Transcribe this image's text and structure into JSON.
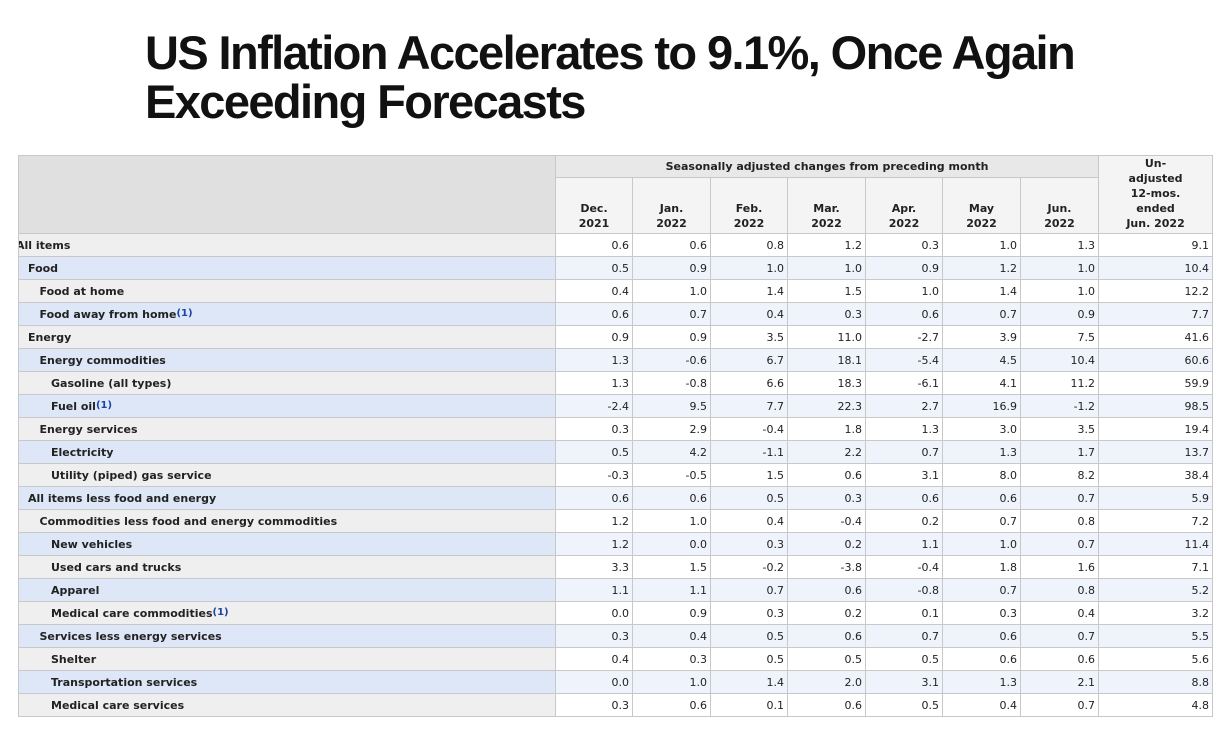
{
  "header": {
    "title": "US Inflation Accelerates to 9.1%, Once Again Exceeding Forecasts"
  },
  "table": {
    "group_header": "Seasonally adjusted changes from preceding month",
    "columns": [
      "Dec.\n2021",
      "Jan.\n2022",
      "Feb.\n2022",
      "Mar.\n2022",
      "Apr.\n2022",
      "May\n2022",
      "Jun.\n2022",
      "Un-\nadjusted\n12-mos.\nended\nJun. 2022"
    ],
    "rows": [
      {
        "label": "All items",
        "values": [
          "0.6",
          "0.6",
          "0.8",
          "1.2",
          "0.3",
          "1.0",
          "1.3",
          "9.1"
        ]
      },
      {
        "label": "Food",
        "values": [
          "0.5",
          "0.9",
          "1.0",
          "1.0",
          "0.9",
          "1.2",
          "1.0",
          "10.4"
        ]
      },
      {
        "label": "Food at home",
        "values": [
          "0.4",
          "1.0",
          "1.4",
          "1.5",
          "1.0",
          "1.4",
          "1.0",
          "12.2"
        ]
      },
      {
        "label": "Food away from home",
        "note": "(1)",
        "values": [
          "0.6",
          "0.7",
          "0.4",
          "0.3",
          "0.6",
          "0.7",
          "0.9",
          "7.7"
        ]
      },
      {
        "label": "Energy",
        "values": [
          "0.9",
          "0.9",
          "3.5",
          "11.0",
          "-2.7",
          "3.9",
          "7.5",
          "41.6"
        ]
      },
      {
        "label": "Energy commodities",
        "values": [
          "1.3",
          "-0.6",
          "6.7",
          "18.1",
          "-5.4",
          "4.5",
          "10.4",
          "60.6"
        ]
      },
      {
        "label": "Gasoline (all types)",
        "values": [
          "1.3",
          "-0.8",
          "6.6",
          "18.3",
          "-6.1",
          "4.1",
          "11.2",
          "59.9"
        ]
      },
      {
        "label": "Fuel oil",
        "note": "(1)",
        "values": [
          "-2.4",
          "9.5",
          "7.7",
          "22.3",
          "2.7",
          "16.9",
          "-1.2",
          "98.5"
        ]
      },
      {
        "label": "Energy services",
        "values": [
          "0.3",
          "2.9",
          "-0.4",
          "1.8",
          "1.3",
          "3.0",
          "3.5",
          "19.4"
        ]
      },
      {
        "label": "Electricity",
        "values": [
          "0.5",
          "4.2",
          "-1.1",
          "2.2",
          "0.7",
          "1.3",
          "1.7",
          "13.7"
        ]
      },
      {
        "label": "Utility (piped) gas service",
        "values": [
          "-0.3",
          "-0.5",
          "1.5",
          "0.6",
          "3.1",
          "8.0",
          "8.2",
          "38.4"
        ]
      },
      {
        "label": "All items less food and energy",
        "values": [
          "0.6",
          "0.6",
          "0.5",
          "0.3",
          "0.6",
          "0.6",
          "0.7",
          "5.9"
        ]
      },
      {
        "label": "Commodities less food and energy commodities",
        "values": [
          "1.2",
          "1.0",
          "0.4",
          "-0.4",
          "0.2",
          "0.7",
          "0.8",
          "7.2"
        ]
      },
      {
        "label": "New vehicles",
        "values": [
          "1.2",
          "0.0",
          "0.3",
          "0.2",
          "1.1",
          "1.0",
          "0.7",
          "11.4"
        ]
      },
      {
        "label": "Used cars and trucks",
        "values": [
          "3.3",
          "1.5",
          "-0.2",
          "-3.8",
          "-0.4",
          "1.8",
          "1.6",
          "7.1"
        ]
      },
      {
        "label": "Apparel",
        "values": [
          "1.1",
          "1.1",
          "0.7",
          "0.6",
          "-0.8",
          "0.7",
          "0.8",
          "5.2"
        ]
      },
      {
        "label": "Medical care commodities",
        "note": "(1)",
        "values": [
          "0.0",
          "0.9",
          "0.3",
          "0.2",
          "0.1",
          "0.3",
          "0.4",
          "3.2"
        ]
      },
      {
        "label": "Services less energy services",
        "values": [
          "0.3",
          "0.4",
          "0.5",
          "0.6",
          "0.7",
          "0.6",
          "0.7",
          "5.5"
        ]
      },
      {
        "label": "Shelter",
        "values": [
          "0.4",
          "0.3",
          "0.5",
          "0.5",
          "0.5",
          "0.6",
          "0.6",
          "5.6"
        ]
      },
      {
        "label": "Transportation services",
        "values": [
          "0.0",
          "1.0",
          "1.4",
          "2.0",
          "3.1",
          "1.3",
          "2.1",
          "8.8"
        ]
      },
      {
        "label": "Medical care services",
        "values": [
          "0.3",
          "0.6",
          "0.1",
          "0.6",
          "0.5",
          "0.4",
          "0.7",
          "4.8"
        ]
      }
    ]
  }
}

▶ [INSTRUCTIONS TO FOLLOW]
Write out each entry exactly as given, omitting any picture.

▶ [OUTPUT]
Transcribe this image's text and structure into JSON.
{
  "header": {
    "title": "US Inflation Accelerates to 9.1%, Once Again Exceeding Forecasts"
  },
  "table": {
    "group_header": "Seasonally adjusted changes from preceding month",
    "columns": [
      "Dec.\n2021",
      "Jan.\n2022",
      "Feb.\n2022",
      "Mar.\n2022",
      "Apr.\n2022",
      "May\n2022",
      "Jun.\n2022",
      "Un-\nadjusted\n12-mos.\nended\nJun. 2022"
    ],
    "rows": [
      {
        "label": "All items",
        "values": [
          "0.6",
          "0.6",
          "0.8",
          "1.2",
          "0.3",
          "1.0",
          "1.3",
          "9.1"
        ]
      },
      {
        "label": "Food",
        "values": [
          "0.5",
          "0.9",
          "1.0",
          "1.0",
          "0.9",
          "1.2",
          "1.0",
          "10.4"
        ]
      },
      {
        "label": "Food at home",
        "values": [
          "0.4",
          "1.0",
          "1.4",
          "1.5",
          "1.0",
          "1.4",
          "1.0",
          "12.2"
        ]
      },
      {
        "label": "Food away from home",
        "note": "(1)",
        "values": [
          "0.6",
          "0.7",
          "0.4",
          "0.3",
          "0.6",
          "0.7",
          "0.9",
          "7.7"
        ]
      },
      {
        "label": "Energy",
        "values": [
          "0.9",
          "0.9",
          "3.5",
          "11.0",
          "-2.7",
          "3.9",
          "7.5",
          "41.6"
        ]
      },
      {
        "label": "Energy commodities",
        "values": [
          "1.3",
          "-0.6",
          "6.7",
          "18.1",
          "-5.4",
          "4.5",
          "10.4",
          "60.6"
        ]
      },
      {
        "label": "Gasoline (all types)",
        "values": [
          "1.3",
          "-0.8",
          "6.6",
          "18.3",
          "-6.1",
          "4.1",
          "11.2",
          "59.9"
        ]
      },
      {
        "label": "Fuel oil",
        "note": "(1)",
        "values": [
          "-2.4",
          "9.5",
          "7.7",
          "22.3",
          "2.7",
          "16.9",
          "-1.2",
          "98.5"
        ]
      },
      {
        "label": "Energy services",
        "values": [
          "0.3",
          "2.9",
          "-0.4",
          "1.8",
          "1.3",
          "3.0",
          "3.5",
          "19.4"
        ]
      },
      {
        "label": "Electricity",
        "values": [
          "0.5",
          "4.2",
          "-1.1",
          "2.2",
          "0.7",
          "1.3",
          "1.7",
          "13.7"
        ]
      },
      {
        "label": "Utility (piped) gas service",
        "values": [
          "-0.3",
          "-0.5",
          "1.5",
          "0.6",
          "3.1",
          "8.0",
          "8.2",
          "38.4"
        ]
      },
      {
        "label": "All items less food and energy",
        "values": [
          "0.6",
          "0.6",
          "0.5",
          "0.3",
          "0.6",
          "0.6",
          "0.7",
          "5.9"
        ]
      },
      {
        "label": "Commodities less food and energy commodities",
        "values": [
          "1.2",
          "1.0",
          "0.4",
          "-0.4",
          "0.2",
          "0.7",
          "0.8",
          "7.2"
        ]
      },
      {
        "label": "New vehicles",
        "values": [
          "1.2",
          "0.0",
          "0.3",
          "0.2",
          "1.1",
          "1.0",
          "0.7",
          "11.4"
        ]
      },
      {
        "label": "Used cars and trucks",
        "values": [
          "3.3",
          "1.5",
          "-0.2",
          "-3.8",
          "-0.4",
          "1.8",
          "1.6",
          "7.1"
        ]
      },
      {
        "label": "Apparel",
        "values": [
          "1.1",
          "1.1",
          "0.7",
          "0.6",
          "-0.8",
          "0.7",
          "0.8",
          "5.2"
        ]
      },
      {
        "label": "Medical care commodities",
        "note": "(1)",
        "values": [
          "0.0",
          "0.9",
          "0.3",
          "0.2",
          "0.1",
          "0.3",
          "0.4",
          "3.2"
        ]
      },
      {
        "label": "Services less energy services",
        "values": [
          "0.3",
          "0.4",
          "0.5",
          "0.6",
          "0.7",
          "0.6",
          "0.7",
          "5.5"
        ]
      },
      {
        "label": "Shelter",
        "values": [
          "0.4",
          "0.3",
          "0.5",
          "0.5",
          "0.5",
          "0.6",
          "0.6",
          "5.6"
        ]
      },
      {
        "label": "Transportation services",
        "values": [
          "0.0",
          "1.0",
          "1.4",
          "2.0",
          "3.1",
          "1.3",
          "2.1",
          "8.8"
        ]
      },
      {
        "label": "Medical care services",
        "values": [
          "0.3",
          "0.6",
          "0.1",
          "0.6",
          "0.5",
          "0.4",
          "0.7",
          "4.8"
        ]
      }
    ]
  }
}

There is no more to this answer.